### Passage shown
-----
Besides that, I also bought my shampoo and graph book for my PA, with my own money. Hahaha..I think I should be responsible to myself sometimes. I should pay for myself when it comes to my personal use. I don't know when my mum did a decision that she wants to trim her hair but I have followed her decision and went Rever Salon for her hair trim. First, I wasn't plan to trim my hair since I am still okay with it. However, when I think twice, I have already keep this long hair for 3 years. Maybe this year I should trim it short and neat and let it grow for another 2 years and rebond it again. So, final decision, I trimmed my hair and it is by a young and stylish barber in Rever :) I also met my senior there and she trimmed her front hair there. I am glad to have some girls talk with her just now. Hehehe...

I have a short hair now. Until above of my shoulders :D This is the suggestion from the barber. He said my hair is born to be lil curly so it is more advisable I don't cut it too short into a tomboy style. He suggested I trim it until just right above the shoulders. I took his suggestion and this hairstyle really makes me look younger and fresher than before. I am going to give YT a shock tonight. Hehehe.. I love my hair now ^^

When we were walking to the bus stop, my mum stopped by at the Pizza Hut and I thought she was joking about have pizza. She was serious and so, we have pizza for lunch :)
-----
### Dataset content
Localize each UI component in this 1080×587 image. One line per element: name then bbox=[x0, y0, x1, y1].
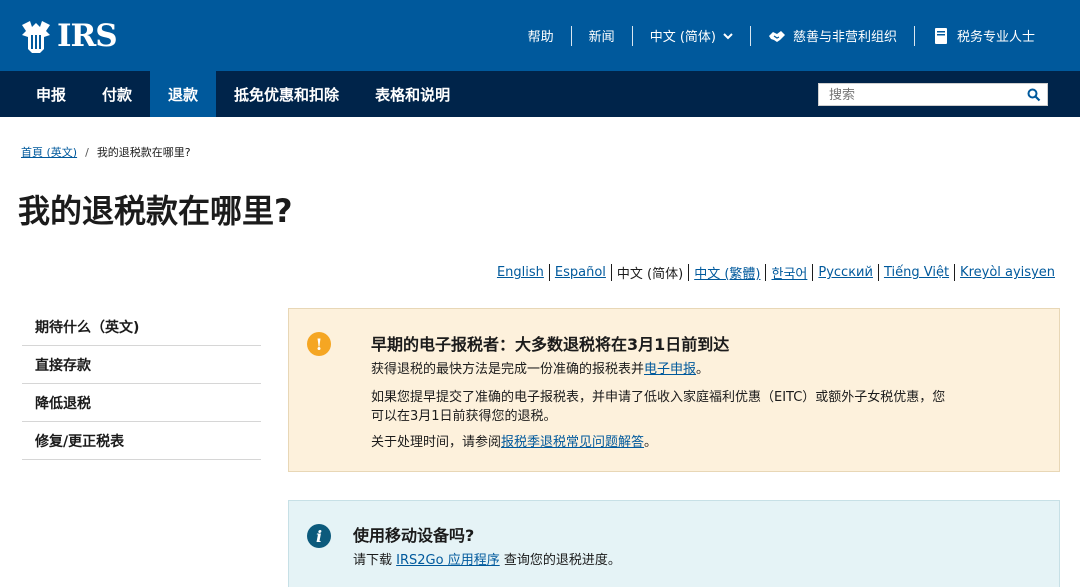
-----
### Tasks
1. Check each statement against the haircut blog post above. Answer yes or no, and quote the words that decide it. (a) The writer paid for the shampoo and graph book personally. (b) The barber recommended cutting the hair very short into a tomboy style. (c) The writer had kept the long hair for five years.
2. Copy the haircut blog post word for word, from "I have a short" down to "for lunch :)".
3. Continue the haircut blog post after its final sentence.

### Answer list
1.
(a) Yes: "I also bought my shampoo and graph book for my PA, with my own money."
(b) No: "it is more advisable I don't cut it too short into a tomboy style."
(c) No: "I have already keep this long hair for 3 years."

2.
I have a short hair now. Until above of my shoulders :D This is the suggestion from the barber. He said my hair is born to be lil curly so it is more advisable I don't cut it too short into a tomboy style. He suggested I trim it until just right above the shoulders. I took his suggestion and this hairstyle really makes me look younger and fresher than before. I am going to give YT a shock tonight. Hehehe.. I love my hair now ^^

When we were walking to the bus stop, my mum stopped by at the Pizza Hut and I thought she was joking about have pizza. She was serious and so, we have pizza for lunch :)

3.
Tomorrow is Tuesday and school is back. I am thinking do I need to tie my hair up or just leave it until the teacher asks me to tie it up? hmm..and I am prefect + assistant monitor. Should I be like that? hmmm..

8 days count down to exam :)

2010年8月7日星期六

My Super Saturday!

I was making a hypothesis last night about the scandal about I have favor on a tall guy will be spread around in his class. The hypothesis proven today. His classmate accidentally tease me about him and I am like "Huh? Why should I talk to the one sit beside the door?" then his classmate is like "okay okay..nothing. I don't know nothing." Based on one's psychology activities, when we mentioned something and denied it right after it with eyes couldn't focus on the other person, there is high possibility that we are lying and what we mentioned it true and it is the most interesting part. I just leave it when I got this kind of reply. I don't think I need to do any reply about that. I know what I want now and I prefer to be single in physically and mentally. I don't need an imaginative boy friend. If I want, I will tell the guy directly that I am interested in you. I won't ask someone to pass the message since the message can be manipulated by those stupid hunters. And one more thing, I don't want to make too much noise about things that are not true about me (Jacklyn' x Law)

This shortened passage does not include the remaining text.